**Problem to solve:** Each entry below must be repeated exactly, with pictures left out.

**Records from a data collection:**
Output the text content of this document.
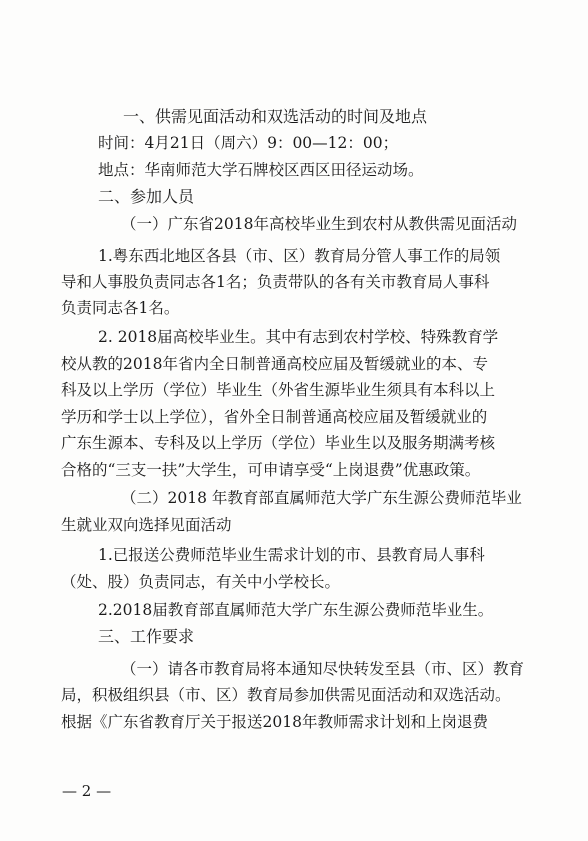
一、供需见面活动和双选活动的时间及地点
时间：4月21日（周六）9：00—12：00；
地点：华南师范大学石牌校区西区田径运动场。
二、参加人员
（一）广东省2018年高校毕业生到农村从教供需见面活动
1.粤东西北地区各县（市、区）教育局分管人事工作的局领
导和人事股负责同志各1名；负责带队的各有关市教育局人事科
负责同志各1名。
2. 2018届高校毕业生。其中有志到农村学校、特殊教育学
校从教的2018年省内全日制普通高校应届及暂缓就业的本、专
科及以上学历（学位）毕业生（外省生源毕业生须具有本科以上
学历和学士以上学位），省外全日制普通高校应届及暂缓就业的
广东生源本、专科及以上学历（学位）毕业生以及服务期满考核
合格的“三支一扶”大学生，可申请享受“上岗退费”优惠政策。
（二）2018 年教育部直属师范大学广东生源公费师范毕业
生就业双向选择见面活动
1.已报送公费师范毕业生需求计划的市、县教育局人事科
（处、股）负责同志，有关中小学校长。
2.2018届教育部直属师范大学广东生源公费师范毕业生。
三、工作要求
（一）请各市教育局将本通知尽快转发至县（市、区）教育
局，积极组织县（市、区）教育局参加供需见面活动和双选活动。
根据《广东省教育厅关于报送2018年教师需求计划和上岗退费
— 2 —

**Solution for this problem:**
Output the text content of this document.
一、供需见面活动和双选活动的时间及地点
时间：4月21日（周六）9：00—12：00；
地点：华南师范大学石牌校区西区田径运动场。
二、参加人员
（一）广东省2018年高校毕业生到农村从教供需见面活动
1.粤东西北地区各县（市、区）教育局分管人事工作的局领
导和人事股负责同志各1名；负责带队的各有关市教育局人事科
负责同志各1名。
2. 2018届高校毕业生。其中有志到农村学校、特殊教育学
校从教的2018年省内全日制普通高校应届及暂缓就业的本、专
科及以上学历（学位）毕业生（外省生源毕业生须具有本科以上
学历和学士以上学位），省外全日制普通高校应届及暂缓就业的
广东生源本、专科及以上学历（学位）毕业生以及服务期满考核
合格的“三支一扶”大学生，可申请享受“上岗退费”优惠政策。
（二）2018 年教育部直属师范大学广东生源公费师范毕业
生就业双向选择见面活动
1.已报送公费师范毕业生需求计划的市、县教育局人事科
（处、股）负责同志，有关中小学校长。
2.2018届教育部直属师范大学广东生源公费师范毕业生。
三、工作要求
（一）请各市教育局将本通知尽快转发至县（市、区）教育
局，积极组织县（市、区）教育局参加供需见面活动和双选活动。
根据《广东省教育厅关于报送2018年教师需求计划和上岗退费
— 2 —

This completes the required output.